Description of the task:
Work out how many lines in the entries contain the string "sikeresen", and give nothing but that number.

Supplied data:
☆ ☆ ☆ ☆ ☆ ☆ ☆

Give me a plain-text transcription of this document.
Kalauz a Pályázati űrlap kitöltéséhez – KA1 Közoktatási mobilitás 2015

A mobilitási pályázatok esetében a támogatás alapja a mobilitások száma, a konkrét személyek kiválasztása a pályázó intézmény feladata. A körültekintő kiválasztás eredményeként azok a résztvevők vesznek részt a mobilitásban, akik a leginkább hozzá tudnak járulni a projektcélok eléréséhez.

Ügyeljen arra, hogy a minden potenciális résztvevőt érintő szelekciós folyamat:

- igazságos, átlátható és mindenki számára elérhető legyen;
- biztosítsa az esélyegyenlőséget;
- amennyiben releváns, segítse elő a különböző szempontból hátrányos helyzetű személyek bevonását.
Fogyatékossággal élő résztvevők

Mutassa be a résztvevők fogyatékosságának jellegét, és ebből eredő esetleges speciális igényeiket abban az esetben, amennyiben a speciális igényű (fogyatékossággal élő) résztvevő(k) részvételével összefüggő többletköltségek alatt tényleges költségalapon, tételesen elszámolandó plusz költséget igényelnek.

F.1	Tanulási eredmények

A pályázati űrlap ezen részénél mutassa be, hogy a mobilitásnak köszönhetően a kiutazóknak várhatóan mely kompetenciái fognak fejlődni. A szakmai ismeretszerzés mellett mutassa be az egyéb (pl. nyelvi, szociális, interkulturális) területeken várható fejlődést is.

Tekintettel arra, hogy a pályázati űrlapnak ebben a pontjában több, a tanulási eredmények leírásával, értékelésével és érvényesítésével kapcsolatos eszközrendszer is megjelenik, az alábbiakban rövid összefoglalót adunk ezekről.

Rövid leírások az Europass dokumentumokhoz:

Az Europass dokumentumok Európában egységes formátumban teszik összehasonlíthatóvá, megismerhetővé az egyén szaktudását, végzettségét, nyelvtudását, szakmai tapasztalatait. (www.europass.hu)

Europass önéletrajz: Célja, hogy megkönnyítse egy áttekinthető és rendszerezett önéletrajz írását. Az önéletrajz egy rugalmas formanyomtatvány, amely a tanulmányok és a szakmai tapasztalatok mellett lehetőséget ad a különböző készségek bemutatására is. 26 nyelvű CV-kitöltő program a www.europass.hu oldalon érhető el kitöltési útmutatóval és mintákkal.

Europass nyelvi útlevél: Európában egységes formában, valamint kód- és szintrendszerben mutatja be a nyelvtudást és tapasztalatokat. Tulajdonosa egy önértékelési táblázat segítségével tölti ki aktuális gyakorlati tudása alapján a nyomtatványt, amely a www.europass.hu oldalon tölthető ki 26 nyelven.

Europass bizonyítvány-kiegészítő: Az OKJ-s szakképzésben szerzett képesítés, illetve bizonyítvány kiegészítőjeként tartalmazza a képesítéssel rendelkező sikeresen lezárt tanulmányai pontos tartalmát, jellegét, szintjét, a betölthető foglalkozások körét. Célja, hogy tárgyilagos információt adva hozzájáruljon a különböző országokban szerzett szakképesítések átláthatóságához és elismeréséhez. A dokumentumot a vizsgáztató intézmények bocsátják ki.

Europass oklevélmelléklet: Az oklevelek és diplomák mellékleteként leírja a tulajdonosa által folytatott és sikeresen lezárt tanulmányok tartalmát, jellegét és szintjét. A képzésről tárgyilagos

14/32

☆ ☆ ☆ ☆ ☆ ☆ ☆

Written reply:
2